==== RECORDS PROVIDED

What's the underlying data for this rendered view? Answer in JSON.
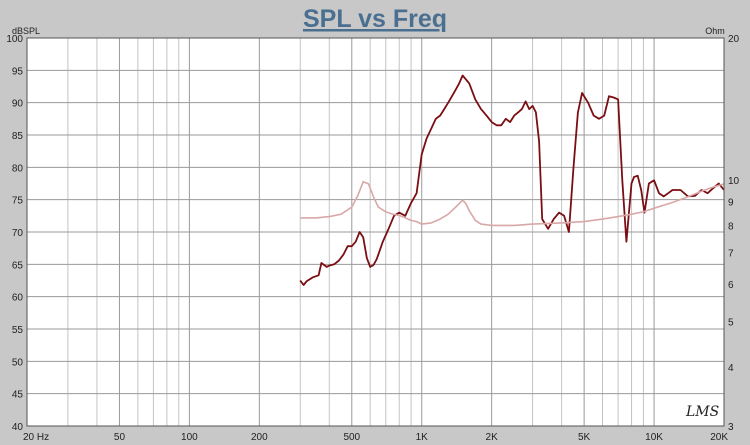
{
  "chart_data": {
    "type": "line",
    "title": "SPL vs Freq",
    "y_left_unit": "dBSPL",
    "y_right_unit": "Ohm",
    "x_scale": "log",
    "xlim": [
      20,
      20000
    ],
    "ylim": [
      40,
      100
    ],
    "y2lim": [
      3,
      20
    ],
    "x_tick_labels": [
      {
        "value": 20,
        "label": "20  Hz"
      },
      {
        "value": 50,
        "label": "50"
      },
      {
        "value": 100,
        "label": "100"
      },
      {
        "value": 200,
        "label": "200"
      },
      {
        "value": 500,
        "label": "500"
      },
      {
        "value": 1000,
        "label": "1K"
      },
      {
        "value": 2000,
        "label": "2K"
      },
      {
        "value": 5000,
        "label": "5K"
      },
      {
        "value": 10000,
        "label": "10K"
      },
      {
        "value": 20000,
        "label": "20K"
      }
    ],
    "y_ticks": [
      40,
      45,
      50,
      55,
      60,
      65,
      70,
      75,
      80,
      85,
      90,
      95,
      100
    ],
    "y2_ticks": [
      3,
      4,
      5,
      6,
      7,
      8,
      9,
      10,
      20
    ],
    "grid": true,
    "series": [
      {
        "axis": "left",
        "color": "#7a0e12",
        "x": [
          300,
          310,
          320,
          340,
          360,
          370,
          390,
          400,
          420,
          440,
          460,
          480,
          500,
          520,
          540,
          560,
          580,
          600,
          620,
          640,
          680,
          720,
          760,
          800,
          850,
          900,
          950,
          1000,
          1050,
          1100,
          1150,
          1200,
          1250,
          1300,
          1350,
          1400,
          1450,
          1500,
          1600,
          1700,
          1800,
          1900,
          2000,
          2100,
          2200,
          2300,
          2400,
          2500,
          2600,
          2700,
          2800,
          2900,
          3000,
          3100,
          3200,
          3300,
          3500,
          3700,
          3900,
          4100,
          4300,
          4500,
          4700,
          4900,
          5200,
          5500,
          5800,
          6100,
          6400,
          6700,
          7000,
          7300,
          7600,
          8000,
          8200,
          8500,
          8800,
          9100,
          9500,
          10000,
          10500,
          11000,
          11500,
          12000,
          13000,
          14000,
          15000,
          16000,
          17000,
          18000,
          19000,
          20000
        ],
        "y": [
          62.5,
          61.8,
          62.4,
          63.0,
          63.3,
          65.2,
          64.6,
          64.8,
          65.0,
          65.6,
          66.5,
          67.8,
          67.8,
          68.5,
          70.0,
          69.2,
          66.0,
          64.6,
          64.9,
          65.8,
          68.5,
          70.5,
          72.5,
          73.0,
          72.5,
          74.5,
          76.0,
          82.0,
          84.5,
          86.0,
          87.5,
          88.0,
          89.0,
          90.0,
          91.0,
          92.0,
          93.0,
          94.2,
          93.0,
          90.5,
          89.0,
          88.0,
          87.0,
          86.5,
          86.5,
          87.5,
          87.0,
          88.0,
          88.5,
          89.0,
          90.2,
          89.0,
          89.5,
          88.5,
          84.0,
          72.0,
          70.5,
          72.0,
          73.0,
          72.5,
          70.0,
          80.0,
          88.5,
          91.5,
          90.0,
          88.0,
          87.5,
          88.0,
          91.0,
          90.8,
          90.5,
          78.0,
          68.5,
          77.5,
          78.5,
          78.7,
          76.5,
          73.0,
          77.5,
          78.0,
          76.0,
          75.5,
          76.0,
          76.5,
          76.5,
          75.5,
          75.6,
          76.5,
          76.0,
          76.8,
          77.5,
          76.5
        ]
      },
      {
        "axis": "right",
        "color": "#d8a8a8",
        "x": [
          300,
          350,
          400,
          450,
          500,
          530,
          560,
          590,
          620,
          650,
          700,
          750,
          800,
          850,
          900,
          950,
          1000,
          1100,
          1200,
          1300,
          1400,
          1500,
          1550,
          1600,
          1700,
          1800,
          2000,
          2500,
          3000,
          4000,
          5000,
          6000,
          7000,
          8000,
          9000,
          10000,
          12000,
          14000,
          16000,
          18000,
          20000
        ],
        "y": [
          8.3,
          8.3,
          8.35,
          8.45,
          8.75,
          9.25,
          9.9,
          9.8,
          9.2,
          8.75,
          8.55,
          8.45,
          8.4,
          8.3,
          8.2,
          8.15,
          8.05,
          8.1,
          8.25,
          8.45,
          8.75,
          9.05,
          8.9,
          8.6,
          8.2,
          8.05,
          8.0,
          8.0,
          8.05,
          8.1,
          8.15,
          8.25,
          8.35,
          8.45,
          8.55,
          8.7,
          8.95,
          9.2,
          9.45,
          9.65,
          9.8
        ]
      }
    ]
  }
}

========

__TO BE DONE__.
Transcribe the whole listing exactly. Pictures stay out of your copy.

__OUTPUT FOR THIS TASK__.
What's the underlying data for this rendered view? Answer in JSON.
{
  "chart_data": {
    "type": "line",
    "title": "SPL vs Freq",
    "y_left_unit": "dBSPL",
    "y_right_unit": "Ohm",
    "x_scale": "log",
    "xlim": [
      20,
      20000
    ],
    "ylim": [
      40,
      100
    ],
    "y2lim": [
      3,
      20
    ],
    "x_tick_labels": [
      {
        "value": 20,
        "label": "20  Hz"
      },
      {
        "value": 50,
        "label": "50"
      },
      {
        "value": 100,
        "label": "100"
      },
      {
        "value": 200,
        "label": "200"
      },
      {
        "value": 500,
        "label": "500"
      },
      {
        "value": 1000,
        "label": "1K"
      },
      {
        "value": 2000,
        "label": "2K"
      },
      {
        "value": 5000,
        "label": "5K"
      },
      {
        "value": 10000,
        "label": "10K"
      },
      {
        "value": 20000,
        "label": "20K"
      }
    ],
    "y_ticks": [
      40,
      45,
      50,
      55,
      60,
      65,
      70,
      75,
      80,
      85,
      90,
      95,
      100
    ],
    "y2_ticks": [
      3,
      4,
      5,
      6,
      7,
      8,
      9,
      10,
      20
    ],
    "grid": true,
    "series": [
      {
        "axis": "left",
        "color": "#7a0e12",
        "x": [
          300,
          310,
          320,
          340,
          360,
          370,
          390,
          400,
          420,
          440,
          460,
          480,
          500,
          520,
          540,
          560,
          580,
          600,
          620,
          640,
          680,
          720,
          760,
          800,
          850,
          900,
          950,
          1000,
          1050,
          1100,
          1150,
          1200,
          1250,
          1300,
          1350,
          1400,
          1450,
          1500,
          1600,
          1700,
          1800,
          1900,
          2000,
          2100,
          2200,
          2300,
          2400,
          2500,
          2600,
          2700,
          2800,
          2900,
          3000,
          3100,
          3200,
          3300,
          3500,
          3700,
          3900,
          4100,
          4300,
          4500,
          4700,
          4900,
          5200,
          5500,
          5800,
          6100,
          6400,
          6700,
          7000,
          7300,
          7600,
          8000,
          8200,
          8500,
          8800,
          9100,
          9500,
          10000,
          10500,
          11000,
          11500,
          12000,
          13000,
          14000,
          15000,
          16000,
          17000,
          18000,
          19000,
          20000
        ],
        "y": [
          62.5,
          61.8,
          62.4,
          63.0,
          63.3,
          65.2,
          64.6,
          64.8,
          65.0,
          65.6,
          66.5,
          67.8,
          67.8,
          68.5,
          70.0,
          69.2,
          66.0,
          64.6,
          64.9,
          65.8,
          68.5,
          70.5,
          72.5,
          73.0,
          72.5,
          74.5,
          76.0,
          82.0,
          84.5,
          86.0,
          87.5,
          88.0,
          89.0,
          90.0,
          91.0,
          92.0,
          93.0,
          94.2,
          93.0,
          90.5,
          89.0,
          88.0,
          87.0,
          86.5,
          86.5,
          87.5,
          87.0,
          88.0,
          88.5,
          89.0,
          90.2,
          89.0,
          89.5,
          88.5,
          84.0,
          72.0,
          70.5,
          72.0,
          73.0,
          72.5,
          70.0,
          80.0,
          88.5,
          91.5,
          90.0,
          88.0,
          87.5,
          88.0,
          91.0,
          90.8,
          90.5,
          78.0,
          68.5,
          77.5,
          78.5,
          78.7,
          76.5,
          73.0,
          77.5,
          78.0,
          76.0,
          75.5,
          76.0,
          76.5,
          76.5,
          75.5,
          75.6,
          76.5,
          76.0,
          76.8,
          77.5,
          76.5
        ]
      },
      {
        "axis": "right",
        "color": "#d8a8a8",
        "x": [
          300,
          350,
          400,
          450,
          500,
          530,
          560,
          590,
          620,
          650,
          700,
          750,
          800,
          850,
          900,
          950,
          1000,
          1100,
          1200,
          1300,
          1400,
          1500,
          1550,
          1600,
          1700,
          1800,
          2000,
          2500,
          3000,
          4000,
          5000,
          6000,
          7000,
          8000,
          9000,
          10000,
          12000,
          14000,
          16000,
          18000,
          20000
        ],
        "y": [
          8.3,
          8.3,
          8.35,
          8.45,
          8.75,
          9.25,
          9.9,
          9.8,
          9.2,
          8.75,
          8.55,
          8.45,
          8.4,
          8.3,
          8.2,
          8.15,
          8.05,
          8.1,
          8.25,
          8.45,
          8.75,
          9.05,
          8.9,
          8.6,
          8.2,
          8.05,
          8.0,
          8.0,
          8.05,
          8.1,
          8.15,
          8.25,
          8.35,
          8.45,
          8.55,
          8.7,
          8.95,
          9.2,
          9.45,
          9.65,
          9.8
        ]
      }
    ]
  }
}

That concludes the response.